- _What this task involves_: Keep only the lines of the data below that contain "заместителем", and copy them.

- _Records provided_:
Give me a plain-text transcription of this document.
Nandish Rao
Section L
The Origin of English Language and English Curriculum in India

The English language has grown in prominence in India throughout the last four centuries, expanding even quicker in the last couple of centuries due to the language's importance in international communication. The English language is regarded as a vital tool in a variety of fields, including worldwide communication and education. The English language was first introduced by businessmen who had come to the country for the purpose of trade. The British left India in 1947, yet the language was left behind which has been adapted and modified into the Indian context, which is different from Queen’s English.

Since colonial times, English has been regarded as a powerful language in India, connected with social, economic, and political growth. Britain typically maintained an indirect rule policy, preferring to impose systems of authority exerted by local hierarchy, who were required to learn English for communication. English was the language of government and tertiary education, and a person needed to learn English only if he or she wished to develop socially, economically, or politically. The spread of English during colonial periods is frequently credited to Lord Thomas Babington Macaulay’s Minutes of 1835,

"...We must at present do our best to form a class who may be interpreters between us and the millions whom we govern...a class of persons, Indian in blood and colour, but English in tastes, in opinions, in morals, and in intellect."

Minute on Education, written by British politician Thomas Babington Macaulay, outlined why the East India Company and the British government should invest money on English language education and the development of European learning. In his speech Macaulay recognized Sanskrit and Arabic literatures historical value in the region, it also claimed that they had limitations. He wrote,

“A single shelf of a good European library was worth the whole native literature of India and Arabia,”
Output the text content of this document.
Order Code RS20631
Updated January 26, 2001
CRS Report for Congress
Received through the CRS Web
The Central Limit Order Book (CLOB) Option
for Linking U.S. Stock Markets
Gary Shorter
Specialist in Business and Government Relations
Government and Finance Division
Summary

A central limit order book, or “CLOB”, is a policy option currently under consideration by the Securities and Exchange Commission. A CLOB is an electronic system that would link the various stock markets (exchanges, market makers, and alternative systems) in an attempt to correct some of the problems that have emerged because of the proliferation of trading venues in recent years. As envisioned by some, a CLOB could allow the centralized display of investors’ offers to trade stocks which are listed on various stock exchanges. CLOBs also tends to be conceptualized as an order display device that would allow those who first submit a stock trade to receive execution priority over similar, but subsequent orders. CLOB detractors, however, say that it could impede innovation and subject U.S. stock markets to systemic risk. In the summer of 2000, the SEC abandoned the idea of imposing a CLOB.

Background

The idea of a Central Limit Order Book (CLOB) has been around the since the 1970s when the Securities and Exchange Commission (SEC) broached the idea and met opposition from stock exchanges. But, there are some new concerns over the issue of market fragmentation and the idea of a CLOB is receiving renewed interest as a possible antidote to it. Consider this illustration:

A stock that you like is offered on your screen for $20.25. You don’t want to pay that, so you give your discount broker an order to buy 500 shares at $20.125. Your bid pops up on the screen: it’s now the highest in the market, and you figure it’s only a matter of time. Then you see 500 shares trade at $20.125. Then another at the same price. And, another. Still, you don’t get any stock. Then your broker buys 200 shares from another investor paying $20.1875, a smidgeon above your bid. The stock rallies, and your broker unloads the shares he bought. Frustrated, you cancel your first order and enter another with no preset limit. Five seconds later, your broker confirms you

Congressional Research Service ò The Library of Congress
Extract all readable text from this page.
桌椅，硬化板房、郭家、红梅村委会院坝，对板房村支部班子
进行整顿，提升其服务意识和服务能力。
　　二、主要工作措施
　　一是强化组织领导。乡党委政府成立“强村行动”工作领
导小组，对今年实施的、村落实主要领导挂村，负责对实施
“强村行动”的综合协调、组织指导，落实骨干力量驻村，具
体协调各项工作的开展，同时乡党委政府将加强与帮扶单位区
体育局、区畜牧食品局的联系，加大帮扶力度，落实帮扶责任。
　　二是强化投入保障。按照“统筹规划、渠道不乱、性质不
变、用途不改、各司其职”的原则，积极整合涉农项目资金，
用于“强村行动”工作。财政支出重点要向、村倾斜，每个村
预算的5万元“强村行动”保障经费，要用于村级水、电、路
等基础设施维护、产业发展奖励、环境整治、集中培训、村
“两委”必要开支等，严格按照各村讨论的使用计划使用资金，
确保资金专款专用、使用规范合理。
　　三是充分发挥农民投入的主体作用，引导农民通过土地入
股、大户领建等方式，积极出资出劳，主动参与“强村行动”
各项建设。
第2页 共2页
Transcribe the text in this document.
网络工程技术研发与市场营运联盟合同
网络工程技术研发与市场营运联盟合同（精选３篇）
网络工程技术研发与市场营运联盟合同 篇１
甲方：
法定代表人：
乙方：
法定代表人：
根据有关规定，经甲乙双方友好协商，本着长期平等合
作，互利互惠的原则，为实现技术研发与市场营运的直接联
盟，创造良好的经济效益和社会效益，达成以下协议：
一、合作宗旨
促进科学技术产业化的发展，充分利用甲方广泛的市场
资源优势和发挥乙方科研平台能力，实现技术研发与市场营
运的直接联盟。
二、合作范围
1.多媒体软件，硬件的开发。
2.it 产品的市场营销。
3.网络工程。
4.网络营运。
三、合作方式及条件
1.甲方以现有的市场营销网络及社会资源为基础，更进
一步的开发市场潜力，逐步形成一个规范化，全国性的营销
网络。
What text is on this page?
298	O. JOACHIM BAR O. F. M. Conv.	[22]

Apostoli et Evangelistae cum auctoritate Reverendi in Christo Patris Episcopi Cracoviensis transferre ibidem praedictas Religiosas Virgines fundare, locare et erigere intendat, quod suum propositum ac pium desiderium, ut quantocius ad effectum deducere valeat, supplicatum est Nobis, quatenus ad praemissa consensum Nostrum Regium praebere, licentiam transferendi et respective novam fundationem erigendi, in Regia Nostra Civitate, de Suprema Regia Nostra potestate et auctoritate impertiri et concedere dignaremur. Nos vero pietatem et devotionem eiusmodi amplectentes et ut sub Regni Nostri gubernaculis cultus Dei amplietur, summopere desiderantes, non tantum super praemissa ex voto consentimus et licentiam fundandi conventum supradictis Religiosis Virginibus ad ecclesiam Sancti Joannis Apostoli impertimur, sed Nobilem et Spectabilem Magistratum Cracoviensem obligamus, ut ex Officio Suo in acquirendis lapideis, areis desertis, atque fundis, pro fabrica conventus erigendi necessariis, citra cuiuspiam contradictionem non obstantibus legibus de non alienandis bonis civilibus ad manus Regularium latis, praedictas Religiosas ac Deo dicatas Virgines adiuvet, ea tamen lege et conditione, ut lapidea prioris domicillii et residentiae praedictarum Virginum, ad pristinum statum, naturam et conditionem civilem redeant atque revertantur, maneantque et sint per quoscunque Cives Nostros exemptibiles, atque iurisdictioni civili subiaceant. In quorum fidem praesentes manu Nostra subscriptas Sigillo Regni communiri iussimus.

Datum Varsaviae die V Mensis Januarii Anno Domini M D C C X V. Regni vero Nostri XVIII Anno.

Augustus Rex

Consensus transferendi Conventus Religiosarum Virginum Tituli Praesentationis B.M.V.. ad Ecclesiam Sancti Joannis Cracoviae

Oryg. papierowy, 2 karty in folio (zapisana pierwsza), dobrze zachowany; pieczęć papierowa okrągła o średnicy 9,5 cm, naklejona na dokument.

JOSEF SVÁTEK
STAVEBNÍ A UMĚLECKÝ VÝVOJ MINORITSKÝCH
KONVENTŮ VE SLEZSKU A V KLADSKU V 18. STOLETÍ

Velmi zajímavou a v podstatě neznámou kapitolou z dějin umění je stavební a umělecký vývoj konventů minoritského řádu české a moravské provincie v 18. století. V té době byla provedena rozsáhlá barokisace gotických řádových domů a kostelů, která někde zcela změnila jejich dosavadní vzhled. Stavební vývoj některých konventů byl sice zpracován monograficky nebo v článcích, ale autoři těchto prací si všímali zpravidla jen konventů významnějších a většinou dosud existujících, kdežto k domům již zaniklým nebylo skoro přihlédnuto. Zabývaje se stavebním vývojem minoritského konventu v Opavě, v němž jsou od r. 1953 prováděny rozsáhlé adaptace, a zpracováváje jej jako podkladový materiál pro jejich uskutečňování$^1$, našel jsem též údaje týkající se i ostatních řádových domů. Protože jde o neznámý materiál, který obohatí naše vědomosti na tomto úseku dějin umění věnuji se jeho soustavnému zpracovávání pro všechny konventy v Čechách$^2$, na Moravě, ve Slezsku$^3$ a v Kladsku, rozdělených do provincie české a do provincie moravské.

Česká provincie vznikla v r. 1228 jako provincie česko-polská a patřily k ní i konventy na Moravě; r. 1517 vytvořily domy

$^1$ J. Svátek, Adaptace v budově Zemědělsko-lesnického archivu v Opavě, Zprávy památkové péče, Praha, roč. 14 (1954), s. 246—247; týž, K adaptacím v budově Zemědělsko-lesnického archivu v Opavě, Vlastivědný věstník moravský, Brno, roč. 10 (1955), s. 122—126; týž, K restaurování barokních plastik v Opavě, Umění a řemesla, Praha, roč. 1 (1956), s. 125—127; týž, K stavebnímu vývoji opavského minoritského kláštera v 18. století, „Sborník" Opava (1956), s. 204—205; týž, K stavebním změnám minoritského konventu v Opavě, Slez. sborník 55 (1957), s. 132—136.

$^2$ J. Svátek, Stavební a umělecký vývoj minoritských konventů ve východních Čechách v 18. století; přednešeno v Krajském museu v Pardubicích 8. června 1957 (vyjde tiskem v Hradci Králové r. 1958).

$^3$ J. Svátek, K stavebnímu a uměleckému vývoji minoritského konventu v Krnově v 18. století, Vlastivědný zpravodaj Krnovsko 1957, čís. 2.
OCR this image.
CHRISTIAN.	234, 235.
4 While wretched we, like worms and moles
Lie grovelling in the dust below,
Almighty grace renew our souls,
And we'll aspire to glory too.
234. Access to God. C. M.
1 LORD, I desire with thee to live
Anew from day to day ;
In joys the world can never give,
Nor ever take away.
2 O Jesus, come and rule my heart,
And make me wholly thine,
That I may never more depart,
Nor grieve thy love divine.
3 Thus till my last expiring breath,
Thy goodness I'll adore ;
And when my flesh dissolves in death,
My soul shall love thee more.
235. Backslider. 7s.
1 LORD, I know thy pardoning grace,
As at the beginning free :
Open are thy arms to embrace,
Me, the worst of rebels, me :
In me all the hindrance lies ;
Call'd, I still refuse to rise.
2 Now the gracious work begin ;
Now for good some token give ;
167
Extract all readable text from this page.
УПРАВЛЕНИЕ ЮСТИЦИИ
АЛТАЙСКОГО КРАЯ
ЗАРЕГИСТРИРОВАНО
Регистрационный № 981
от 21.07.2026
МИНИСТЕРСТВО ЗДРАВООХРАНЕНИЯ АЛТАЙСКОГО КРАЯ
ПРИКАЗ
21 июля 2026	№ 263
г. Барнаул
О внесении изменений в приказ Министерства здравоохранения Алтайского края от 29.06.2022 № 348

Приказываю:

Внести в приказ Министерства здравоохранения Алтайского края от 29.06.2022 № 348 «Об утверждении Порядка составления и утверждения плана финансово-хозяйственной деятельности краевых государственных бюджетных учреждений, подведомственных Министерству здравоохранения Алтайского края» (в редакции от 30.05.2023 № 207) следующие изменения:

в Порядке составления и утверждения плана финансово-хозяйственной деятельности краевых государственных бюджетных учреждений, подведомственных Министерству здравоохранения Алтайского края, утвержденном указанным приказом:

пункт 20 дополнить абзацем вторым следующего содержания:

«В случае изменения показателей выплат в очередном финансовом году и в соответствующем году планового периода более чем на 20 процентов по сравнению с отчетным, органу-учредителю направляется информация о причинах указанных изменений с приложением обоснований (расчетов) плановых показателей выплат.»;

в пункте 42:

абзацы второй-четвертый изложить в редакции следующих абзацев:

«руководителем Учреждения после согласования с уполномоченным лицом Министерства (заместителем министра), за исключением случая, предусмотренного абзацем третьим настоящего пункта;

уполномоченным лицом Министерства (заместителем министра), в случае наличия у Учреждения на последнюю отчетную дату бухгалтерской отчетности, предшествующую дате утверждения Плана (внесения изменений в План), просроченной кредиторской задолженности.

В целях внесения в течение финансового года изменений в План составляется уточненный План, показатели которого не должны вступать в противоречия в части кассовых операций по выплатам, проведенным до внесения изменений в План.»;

- _Final answer_:
«руководителем Учреждения после согласования с уполномоченным лицом Министерства (заместителем министра), за исключением случая, предусмотренного абзацем третьим настоящего пункта;
уполномоченным лицом Министерства (заместителем министра), в случае наличия у Учреждения на последнюю отчетную дату бухгалтерской отчетности, предшествующую дате утверждения Плана (внесения изменений в План), просроченной кредиторской задолженности.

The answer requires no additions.